## OBJECTIVE
Lines holding the string "into" are the ones to copy; find them all in the data.

## DATA IN THIS EXERCISE
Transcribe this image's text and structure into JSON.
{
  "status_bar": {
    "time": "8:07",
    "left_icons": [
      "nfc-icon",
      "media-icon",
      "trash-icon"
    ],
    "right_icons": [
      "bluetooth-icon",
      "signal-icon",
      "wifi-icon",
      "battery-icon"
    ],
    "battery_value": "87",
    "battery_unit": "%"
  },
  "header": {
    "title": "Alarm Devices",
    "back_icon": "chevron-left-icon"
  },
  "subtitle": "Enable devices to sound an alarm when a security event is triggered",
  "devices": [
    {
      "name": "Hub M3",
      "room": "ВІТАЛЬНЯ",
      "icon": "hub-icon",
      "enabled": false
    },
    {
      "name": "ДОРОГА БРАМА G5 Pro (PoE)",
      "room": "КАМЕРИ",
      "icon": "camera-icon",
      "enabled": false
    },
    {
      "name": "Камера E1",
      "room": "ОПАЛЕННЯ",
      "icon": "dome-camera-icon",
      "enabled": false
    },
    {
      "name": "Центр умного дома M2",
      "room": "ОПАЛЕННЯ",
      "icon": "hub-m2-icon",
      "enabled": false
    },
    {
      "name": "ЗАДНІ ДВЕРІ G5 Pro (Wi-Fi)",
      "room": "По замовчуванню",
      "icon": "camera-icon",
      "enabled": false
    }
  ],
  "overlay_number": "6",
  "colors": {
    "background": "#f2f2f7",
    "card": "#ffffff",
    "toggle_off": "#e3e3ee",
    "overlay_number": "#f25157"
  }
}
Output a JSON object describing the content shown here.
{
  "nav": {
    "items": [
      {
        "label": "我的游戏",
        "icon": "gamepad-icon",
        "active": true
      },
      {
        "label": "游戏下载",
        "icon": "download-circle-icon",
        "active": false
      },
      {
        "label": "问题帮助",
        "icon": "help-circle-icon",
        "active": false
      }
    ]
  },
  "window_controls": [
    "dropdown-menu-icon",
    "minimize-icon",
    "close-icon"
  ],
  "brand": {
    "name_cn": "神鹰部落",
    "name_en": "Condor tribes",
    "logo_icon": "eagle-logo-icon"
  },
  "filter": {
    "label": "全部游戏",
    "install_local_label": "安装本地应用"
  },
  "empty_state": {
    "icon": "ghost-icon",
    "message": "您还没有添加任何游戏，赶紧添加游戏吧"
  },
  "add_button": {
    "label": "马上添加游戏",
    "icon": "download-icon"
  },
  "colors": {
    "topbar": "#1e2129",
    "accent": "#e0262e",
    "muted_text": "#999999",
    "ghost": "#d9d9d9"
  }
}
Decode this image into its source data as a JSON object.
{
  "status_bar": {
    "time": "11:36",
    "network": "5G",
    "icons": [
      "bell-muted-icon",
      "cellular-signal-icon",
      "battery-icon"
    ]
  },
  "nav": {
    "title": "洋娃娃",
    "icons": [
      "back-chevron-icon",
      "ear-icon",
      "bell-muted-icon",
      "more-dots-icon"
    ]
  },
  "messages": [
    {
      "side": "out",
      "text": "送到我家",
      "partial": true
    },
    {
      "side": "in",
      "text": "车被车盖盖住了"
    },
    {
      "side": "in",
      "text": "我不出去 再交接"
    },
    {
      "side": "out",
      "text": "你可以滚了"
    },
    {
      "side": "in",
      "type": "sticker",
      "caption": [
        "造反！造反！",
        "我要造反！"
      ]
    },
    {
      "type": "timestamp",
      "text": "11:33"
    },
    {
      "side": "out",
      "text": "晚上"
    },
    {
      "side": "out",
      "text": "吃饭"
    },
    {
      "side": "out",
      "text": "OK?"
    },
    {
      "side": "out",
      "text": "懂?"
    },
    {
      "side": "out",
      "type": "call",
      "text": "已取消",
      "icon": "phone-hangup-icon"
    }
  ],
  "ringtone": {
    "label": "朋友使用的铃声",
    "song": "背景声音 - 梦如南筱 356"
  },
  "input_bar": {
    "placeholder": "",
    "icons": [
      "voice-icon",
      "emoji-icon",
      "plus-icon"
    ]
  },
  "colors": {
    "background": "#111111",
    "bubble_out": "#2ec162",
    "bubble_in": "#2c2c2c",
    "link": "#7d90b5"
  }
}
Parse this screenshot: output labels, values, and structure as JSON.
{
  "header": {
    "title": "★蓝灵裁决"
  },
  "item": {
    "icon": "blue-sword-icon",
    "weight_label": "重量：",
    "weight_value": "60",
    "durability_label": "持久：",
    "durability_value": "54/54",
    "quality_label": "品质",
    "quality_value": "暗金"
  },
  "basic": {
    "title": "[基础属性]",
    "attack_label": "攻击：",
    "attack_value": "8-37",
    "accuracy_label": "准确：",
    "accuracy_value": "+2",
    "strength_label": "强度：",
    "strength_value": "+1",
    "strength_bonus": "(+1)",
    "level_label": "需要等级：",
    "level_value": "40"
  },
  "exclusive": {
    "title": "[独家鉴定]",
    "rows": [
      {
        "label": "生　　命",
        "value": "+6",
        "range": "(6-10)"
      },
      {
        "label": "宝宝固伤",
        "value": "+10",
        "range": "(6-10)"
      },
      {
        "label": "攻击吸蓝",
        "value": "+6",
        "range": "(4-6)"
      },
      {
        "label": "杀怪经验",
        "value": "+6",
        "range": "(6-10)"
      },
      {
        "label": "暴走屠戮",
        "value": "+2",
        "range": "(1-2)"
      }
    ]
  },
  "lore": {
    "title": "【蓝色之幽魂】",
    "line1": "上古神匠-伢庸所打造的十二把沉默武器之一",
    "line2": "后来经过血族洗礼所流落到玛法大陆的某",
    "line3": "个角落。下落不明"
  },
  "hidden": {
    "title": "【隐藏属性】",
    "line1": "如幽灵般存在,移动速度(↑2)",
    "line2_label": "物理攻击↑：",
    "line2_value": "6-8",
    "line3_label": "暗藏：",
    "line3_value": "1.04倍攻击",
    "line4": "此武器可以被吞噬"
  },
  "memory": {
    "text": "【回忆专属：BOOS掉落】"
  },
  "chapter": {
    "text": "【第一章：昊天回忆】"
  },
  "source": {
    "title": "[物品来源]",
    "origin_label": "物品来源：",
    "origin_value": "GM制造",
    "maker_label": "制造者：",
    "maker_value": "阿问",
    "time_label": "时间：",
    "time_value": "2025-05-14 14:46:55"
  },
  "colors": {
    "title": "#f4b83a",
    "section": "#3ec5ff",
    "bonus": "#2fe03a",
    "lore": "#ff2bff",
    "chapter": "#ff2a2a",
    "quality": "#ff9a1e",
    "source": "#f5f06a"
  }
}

## WRITTEN ANSWER
Transcribe this image's text and structure into JSON.
Decode this image into its source data as a JSON object.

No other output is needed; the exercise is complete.